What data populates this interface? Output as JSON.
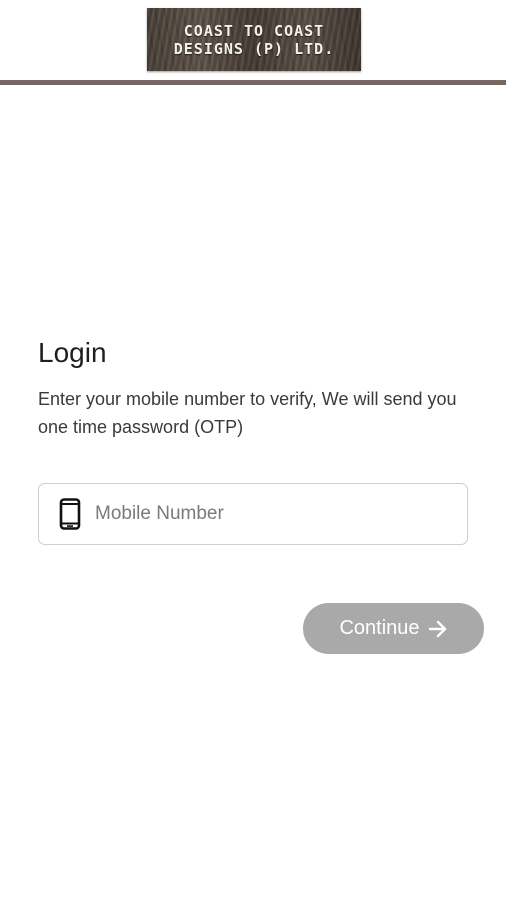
{
  "header": {
    "logo_line1": "COAST TO COAST",
    "logo_line2": "DESIGNS (P) LTD.",
    "rule_color": "#7a6660"
  },
  "login": {
    "title": "Login",
    "description": "Enter your mobile number to verify, We will send you one time password (OTP)",
    "mobile_field": {
      "icon": "smartphone-icon",
      "placeholder": "Mobile Number",
      "value": ""
    },
    "continue_button": {
      "label": "Continue",
      "icon": "arrow-right-icon",
      "color": "#a9a9a9"
    }
  }
}
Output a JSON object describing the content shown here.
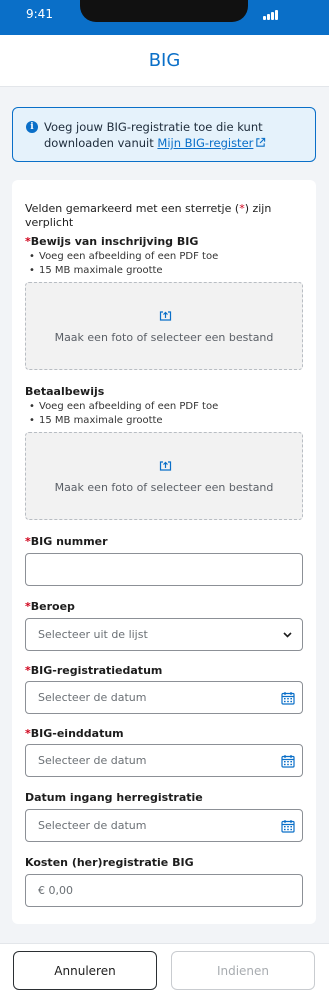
{
  "status_bar": {
    "time": "9:41"
  },
  "header": {
    "title": "BIG"
  },
  "info_banner": {
    "text": "Voeg jouw BIG-registratie toe die kunt downloaden vanuit",
    "link_label": "Mijn BIG-register"
  },
  "form": {
    "required_note_before": "Velden gemarkeerd met een sterretje (",
    "required_star": "*",
    "required_note_after": ") zijn verplicht",
    "star": "*",
    "bewijs": {
      "label": "Bewijs van inschrijving BIG",
      "bullets": [
        "Voeg een afbeelding of een PDF toe",
        "15 MB maximale grootte"
      ],
      "upload_text": "Maak een foto of selecteer een bestand"
    },
    "betaalbewijs": {
      "label": "Betaalbewijs",
      "bullets": [
        "Voeg een afbeelding of een PDF toe",
        "15 MB maximale grootte"
      ],
      "upload_text": "Maak een foto of selecteer een bestand"
    },
    "big_nummer": {
      "label": "BIG nummer",
      "value": ""
    },
    "beroep": {
      "label": "Beroep",
      "placeholder": "Selecteer uit de lijst"
    },
    "registratiedatum": {
      "label": "BIG-registratiedatum",
      "placeholder": "Selecteer de datum"
    },
    "einddatum": {
      "label": "BIG-einddatum",
      "placeholder": "Selecteer de datum"
    },
    "herregistratie": {
      "label": "Datum ingang herregistratie",
      "placeholder": "Selecteer de datum"
    },
    "kosten": {
      "label": "Kosten (her)registratie BIG",
      "placeholder": "€ 0,00"
    }
  },
  "footer": {
    "cancel_label": "Annuleren",
    "submit_label": "Indienen"
  },
  "colors": {
    "primary": "#0a6fc8",
    "required": "#d0021b",
    "disabled": "#a8acb0"
  },
  "icons": {
    "info": "info-icon",
    "external_link": "external-link-icon",
    "upload": "upload-icon",
    "calendar": "calendar-icon",
    "chevron": "chevron-down-icon"
  }
}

+++++

■ What is being asked ■
Omit each picture, then return all of the listing exactly as it stands.

■ Answer below ■
What data populates this interface? Output as JSON.
{
  "header": {
    "logo_line1": "COAST TO COAST",
    "logo_line2": "DESIGNS (P) LTD.",
    "rule_color": "#7a6660"
  },
  "login": {
    "title": "Login",
    "description": "Enter your mobile number to verify, We will send you one time password (OTP)",
    "mobile_field": {
      "icon": "smartphone-icon",
      "placeholder": "Mobile Number",
      "value": ""
    },
    "continue_button": {
      "label": "Continue",
      "icon": "arrow-right-icon",
      "color": "#a9a9a9"
    }
  }
}
Output a JSON object describing the content shown here.
{
  "status_bar": {
    "time": "9:41"
  },
  "header": {
    "title": "BIG"
  },
  "info_banner": {
    "text": "Voeg jouw BIG-registratie toe die kunt downloaden vanuit",
    "link_label": "Mijn BIG-register"
  },
  "form": {
    "required_note_before": "Velden gemarkeerd met een sterretje (",
    "required_star": "*",
    "required_note_after": ") zijn verplicht",
    "star": "*",
    "bewijs": {
      "label": "Bewijs van inschrijving BIG",
      "bullets": [
        "Voeg een afbeelding of een PDF toe",
        "15 MB maximale grootte"
      ],
      "upload_text": "Maak een foto of selecteer een bestand"
    },
    "betaalbewijs": {
      "label": "Betaalbewijs",
      "bullets": [
        "Voeg een afbeelding of een PDF toe",
        "15 MB maximale grootte"
      ],
      "upload_text": "Maak een foto of selecteer een bestand"
    },
    "big_nummer": {
      "label": "BIG nummer",
      "value": ""
    },
    "beroep": {
      "label": "Beroep",
      "placeholder": "Selecteer uit de lijst"
    },
    "registratiedatum": {
      "label": "BIG-registratiedatum",
      "placeholder": "Selecteer de datum"
    },
    "einddatum": {
      "label": "BIG-einddatum",
      "placeholder": "Selecteer de datum"
    },
    "herregistratie": {
      "label": "Datum ingang herregistratie",
      "placeholder": "Selecteer de datum"
    },
    "kosten": {
      "label": "Kosten (her)registratie BIG",
      "placeholder": "€ 0,00"
    }
  },
  "footer": {
    "cancel_label": "Annuleren",
    "submit_label": "Indienen"
  },
  "colors": {
    "primary": "#0a6fc8",
    "required": "#d0021b",
    "disabled": "#a8acb0"
  },
  "icons": {
    "info": "info-icon",
    "external_link": "external-link-icon",
    "upload": "upload-icon",
    "calendar": "calendar-icon",
    "chevron": "chevron-down-icon"
  }
}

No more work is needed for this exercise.